[GIVEN EXERCISE]
Pictures appear in the records below; write out everything else exactly.

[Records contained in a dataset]
•••••

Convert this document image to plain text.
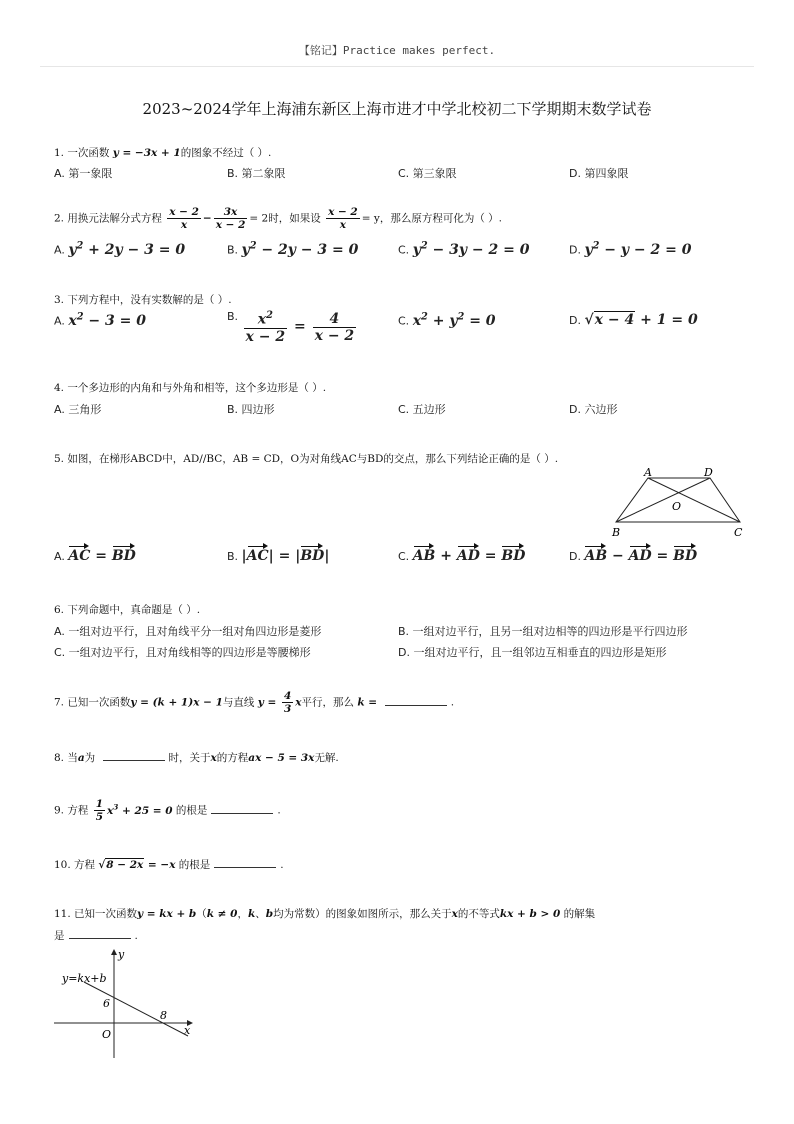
【铭记】Practice makes perfect.
2023~2024学年上海浦东新区上海市进才中学北校初二下学期期末数学试卷
1. 一次函数 y = −3x + 1的图象不经过（ ）.
A. 第一象限	B. 第二象限	C. 第三象限	D. 第四象限
2. 用换元法解分式方程 $\frac{x - 2}{x} - \frac{3x}{x - 2} = 2$时，如果设 $\frac{x - 2}{x} = y$，那么原方程可化为（ ）.
A. $y^2 + 2y - 3 = 0$	B. $y^2 - 2y - 3 = 0$	C. $y^2 - 3y - 2 = 0$	D. $y^2 - y - 2 = 0$
3. 下列方程中，没有实数解的是（ ）.
A. $x^2 - 3 = 0$	B. $\frac{x^2}{x - 2} = \frac{4}{x - 2}$	C. $x^2 + y^2 = 0$	D. √x − 4 + 1 = 0
4. 一个多边形的内角和与外角和相等，这个多边形是（ ）.
A. 三角形	B. 四边形	C. 五边形	D. 六边形
5. 如图，在梯形ABCD中，AD//BC，AB = CD，O为对角线AC与BD的交点，那么下列结论正确的是（ ）.
A	D
O
B	C
A. AC = BD	B. |AC| = |BD|	C. AB + AD = BD	D. AB − AD = BD
6. 下列命题中，真命题是（ ）.
A. 一组对边平行，且对角线平分一组对角四边形是菱形	B. 一组对边平行，且另一组对边相等的四边形是平行四边形
C. 一组对边平行，且对角线相等的四边形是等腰梯形	D. 一组对边平行，且一组邻边互相垂直的四边形是矩形
7. 已知一次函数y = (k + 1)x − 1与直线 $y = \frac{4}{3}$ x平行，那么 k =	.
8. 当a为	时，关于x的方程ax − 5 = 3x无解.
9. 方程 $\frac{1}{5} x^3 + 25 = 0$ 的根是	.
10. 方程 √8 − 2x = −x 的根是	.
11. 已知一次函数y = kx + b（k ≠ 0，k、b均为常数）的图象如图所示，那么关于x的不等式kx + b > 0 的解集
是	.
y
x
y=kx+b
6
8
O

•••••

[RESULT]
Convert this document image to plain text.
【铭记】Practice makes perfect.
2023~2024学年上海浦东新区上海市进才中学北校初二下学期期末数学试卷
1. 一次函数 y = −3x + 1的图象不经过（ ）.
A. 第一象限	B. 第二象限	C. 第三象限	D. 第四象限
2. 用换元法解分式方程 $\frac{x - 2}{x} - \frac{3x}{x - 2} = 2$时，如果设 $\frac{x - 2}{x} = y$，那么原方程可化为（ ）.
A. $y^2 + 2y - 3 = 0$	B. $y^2 - 2y - 3 = 0$	C. $y^2 - 3y - 2 = 0$	D. $y^2 - y - 2 = 0$
3. 下列方程中，没有实数解的是（ ）.
A. $x^2 - 3 = 0$	B. $\frac{x^2}{x - 2} = \frac{4}{x - 2}$	C. $x^2 + y^2 = 0$	D. √x − 4 + 1 = 0
4. 一个多边形的内角和与外角和相等，这个多边形是（ ）.
A. 三角形	B. 四边形	C. 五边形	D. 六边形
5. 如图，在梯形ABCD中，AD//BC，AB = CD，O为对角线AC与BD的交点，那么下列结论正确的是（ ）.
A	D
O
B	C
A. AC = BD	B. |AC| = |BD|	C. AB + AD = BD	D. AB − AD = BD
6. 下列命题中，真命题是（ ）.
A. 一组对边平行，且对角线平分一组对角四边形是菱形	B. 一组对边平行，且另一组对边相等的四边形是平行四边形
C. 一组对边平行，且对角线相等的四边形是等腰梯形	D. 一组对边平行，且一组邻边互相垂直的四边形是矩形
7. 已知一次函数y = (k + 1)x − 1与直线 $y = \frac{4}{3}$ x平行，那么 k =	.
8. 当a为	时，关于x的方程ax − 5 = 3x无解.
9. 方程 $\frac{1}{5} x^3 + 25 = 0$ 的根是	.
10. 方程 √8 − 2x = −x 的根是	.
11. 已知一次函数y = kx + b（k ≠ 0，k、b均为常数）的图象如图所示，那么关于x的不等式kx + b > 0 的解集
是	.
y
x
y=kx+b
6
8
O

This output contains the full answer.